- _Provided passage_
◆ ◆ ◆ ◆ ◆ ◆ ◆

# $△ABC$ is isosceles if bisector of $∠A$ bisects $BC$?

Draw triangle $$A, B, C$$ with usual notation.

If bisector $$s$$ of the angle $$\alpha$$ intersects side $$a$$ in $$S$$ and if $$|AS| = |BS|$$ ($$S$$ is a midpoint of $$a$$) then triangle $$ABC$$ is an isosceles triangle. This is just my hypothesis, although I am pretty sure it's correct, but I need a proof.

Of course, if $$ABC$$ is indeed isosceles we have (by symmetry) that $$S$$ is midpoint of $$a$$ and it's intersection of $$s$$ and $$a.$$ I am interested in reverse statement mentioned above. Thanks

Forgot to mention: emphasis is on synthetic-geometry proofs.

Drop the heights from $$S$$ to $$CA$$ and $$CB$$ to get points $$A', B'$$.

Then, $$\triangle CSA'\cong\triangle CSB'$$, as right triangles with another angle equal ($$\angle SCA'=\angle SCB'$$) and a common side.

This implies that $$SA'\cong SB'$$.

Now look at $$\triangle SAA'$$ and $$\triangle SBB'$$: as they are right triangles with congruent sides $$SA'\cong SB'$$ and $$SA\cong SB$$ (as per assumption), then those triangles are also congruent, which gives you $$\angle A=\angle B$$.

(Strictly speaking, you would have two cases, where either interior $$\angle A$$ is equal to interior $$\angle B$$, or interior $$\angle A$$ is equal to exterior $$\angle B$$, but the second option is obviously impossible because in the second case the sum of all angles of $$\triangle ABC$$ would be bigger than $$180^\circ$$.)

This then implies that $$\triangle ABC$$ is isosceles (two equal angles).

• Simple and elegant. Thanks
– 1b3b
Oct 26, 2020 at 17:48
• @cosmo5 Is it not just RHS? Oct 26, 2020 at 17:49
• Wow, my bad! Been ages since I had a look at congruences. Oct 26, 2020 at 17:51
• SSA works if the angle is opposite to the larger side. In particular if it is a hypotenuse and the triangle is right.
– user700480
Oct 26, 2020 at 17:55

Your conjecture is correct, and can be proved in coordinates pretty easily. (If by "side a" you mean the side opposite the angle $$\alpha$$, which is located at point $$A$$, then you should have "$$|CS| = |BS|$$", rather than "$$|AS| = |BS|$$", of course. I'm pretty sure that this is what you meant.)

Note that for your conjecture to be true, we need $$\alpha \ne 0$$, so that $$AC$$ and $$AS$$ are distinct lines.

◆ ◆ ◆ ◆ ◆ ◆ ◆

- _Raw records_

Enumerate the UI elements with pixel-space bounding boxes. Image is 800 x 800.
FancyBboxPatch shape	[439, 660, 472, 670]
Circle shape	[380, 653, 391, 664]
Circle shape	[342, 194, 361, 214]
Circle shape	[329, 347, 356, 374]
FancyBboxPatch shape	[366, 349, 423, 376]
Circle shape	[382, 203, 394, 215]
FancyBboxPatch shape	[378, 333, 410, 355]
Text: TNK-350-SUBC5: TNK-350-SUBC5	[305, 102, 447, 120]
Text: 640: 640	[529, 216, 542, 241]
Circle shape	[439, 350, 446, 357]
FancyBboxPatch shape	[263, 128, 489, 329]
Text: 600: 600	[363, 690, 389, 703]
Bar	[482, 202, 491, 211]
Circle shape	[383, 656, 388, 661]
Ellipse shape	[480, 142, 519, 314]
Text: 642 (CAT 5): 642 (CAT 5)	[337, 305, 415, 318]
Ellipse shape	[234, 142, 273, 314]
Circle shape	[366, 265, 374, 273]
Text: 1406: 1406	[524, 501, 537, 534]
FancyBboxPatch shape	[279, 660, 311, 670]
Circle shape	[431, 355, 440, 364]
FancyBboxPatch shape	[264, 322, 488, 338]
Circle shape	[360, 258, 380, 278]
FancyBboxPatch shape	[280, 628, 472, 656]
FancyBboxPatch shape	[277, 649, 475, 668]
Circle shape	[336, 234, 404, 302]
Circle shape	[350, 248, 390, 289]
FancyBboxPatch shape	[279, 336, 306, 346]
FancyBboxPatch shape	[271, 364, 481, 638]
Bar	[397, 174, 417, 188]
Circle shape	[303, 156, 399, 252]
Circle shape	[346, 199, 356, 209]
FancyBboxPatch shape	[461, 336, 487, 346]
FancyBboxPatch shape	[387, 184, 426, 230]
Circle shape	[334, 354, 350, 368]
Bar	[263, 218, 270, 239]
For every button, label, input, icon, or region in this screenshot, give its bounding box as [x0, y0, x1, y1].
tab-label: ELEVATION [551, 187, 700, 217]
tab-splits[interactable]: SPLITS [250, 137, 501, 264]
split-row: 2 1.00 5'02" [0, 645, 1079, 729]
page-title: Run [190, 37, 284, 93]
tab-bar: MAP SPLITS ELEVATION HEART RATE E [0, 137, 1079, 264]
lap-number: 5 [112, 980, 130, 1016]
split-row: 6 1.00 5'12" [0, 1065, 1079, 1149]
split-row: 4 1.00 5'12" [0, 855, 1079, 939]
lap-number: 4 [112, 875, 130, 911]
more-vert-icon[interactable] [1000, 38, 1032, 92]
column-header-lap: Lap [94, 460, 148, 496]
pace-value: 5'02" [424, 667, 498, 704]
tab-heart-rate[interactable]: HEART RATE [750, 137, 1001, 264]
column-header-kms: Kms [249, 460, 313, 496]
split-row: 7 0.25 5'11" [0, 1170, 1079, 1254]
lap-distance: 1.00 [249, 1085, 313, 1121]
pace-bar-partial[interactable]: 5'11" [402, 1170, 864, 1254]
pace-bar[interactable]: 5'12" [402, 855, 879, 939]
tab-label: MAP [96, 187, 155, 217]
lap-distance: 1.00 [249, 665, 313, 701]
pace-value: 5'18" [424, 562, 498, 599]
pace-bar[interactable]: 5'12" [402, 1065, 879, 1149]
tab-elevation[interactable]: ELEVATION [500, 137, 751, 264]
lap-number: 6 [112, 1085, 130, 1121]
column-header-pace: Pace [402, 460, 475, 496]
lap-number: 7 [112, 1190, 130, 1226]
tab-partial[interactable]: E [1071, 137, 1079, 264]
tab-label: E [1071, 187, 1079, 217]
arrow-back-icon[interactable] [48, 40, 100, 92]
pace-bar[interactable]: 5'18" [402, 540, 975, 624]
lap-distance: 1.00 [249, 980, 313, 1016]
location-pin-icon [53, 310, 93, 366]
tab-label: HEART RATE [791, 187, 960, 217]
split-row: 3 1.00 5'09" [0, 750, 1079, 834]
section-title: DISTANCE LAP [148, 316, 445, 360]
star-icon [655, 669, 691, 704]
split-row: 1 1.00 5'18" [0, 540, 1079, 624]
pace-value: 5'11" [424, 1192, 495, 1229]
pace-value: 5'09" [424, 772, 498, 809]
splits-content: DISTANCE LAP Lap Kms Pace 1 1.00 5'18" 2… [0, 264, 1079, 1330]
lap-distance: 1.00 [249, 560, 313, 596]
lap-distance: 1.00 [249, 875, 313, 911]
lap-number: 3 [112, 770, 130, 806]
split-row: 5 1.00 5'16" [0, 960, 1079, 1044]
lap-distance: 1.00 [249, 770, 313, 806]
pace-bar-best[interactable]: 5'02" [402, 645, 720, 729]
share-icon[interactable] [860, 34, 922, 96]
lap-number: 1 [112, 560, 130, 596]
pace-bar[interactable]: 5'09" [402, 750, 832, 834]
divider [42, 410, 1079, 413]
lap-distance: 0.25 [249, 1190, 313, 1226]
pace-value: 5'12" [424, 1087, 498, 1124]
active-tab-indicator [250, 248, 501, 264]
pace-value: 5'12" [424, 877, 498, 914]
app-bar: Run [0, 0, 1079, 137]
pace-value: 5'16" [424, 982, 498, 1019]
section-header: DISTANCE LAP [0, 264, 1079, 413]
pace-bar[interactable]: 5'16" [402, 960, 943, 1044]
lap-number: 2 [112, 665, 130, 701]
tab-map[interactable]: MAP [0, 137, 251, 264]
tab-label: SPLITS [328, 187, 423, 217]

◆ ◆ ◆ ◆ ◆ ◆ ◆

- _Work to do_
- A) Rewrite the isosceles triangle thread starting at "Forgot to mention: emphasis" and ending at "you $$\angle A=\angle B$$.", changing "right triangles" to "right-angled triangles".
- B) According to the isosceles triangle thread, what kind of proofs does the poster want emphasized?

- _Answers to the problems_
- A)
Forgot to mention: emphasis is on synthetic-geometry proofs.

Drop the heights from $$S$$ to $$CA$$ and $$CB$$ to get points $$A', B'$$.

Then, $$\triangle CSA'\cong\triangle CSB'$$, as right-angled triangles with another angle equal ($$\angle SCA'=\angle SCB'$$) and a common side.

This implies that $$SA'\cong SB'$$.

Now look at $$\triangle SAA'$$ and $$\triangle SBB'$$: as they are right-angled triangles with congruent sides $$SA'\cong SB'$$ and $$SA\cong SB$$ (as per assumption), then those triangles are also congruent, which gives you $$\angle A=\angle B$$.

- B) Synthetic-geometry proofs.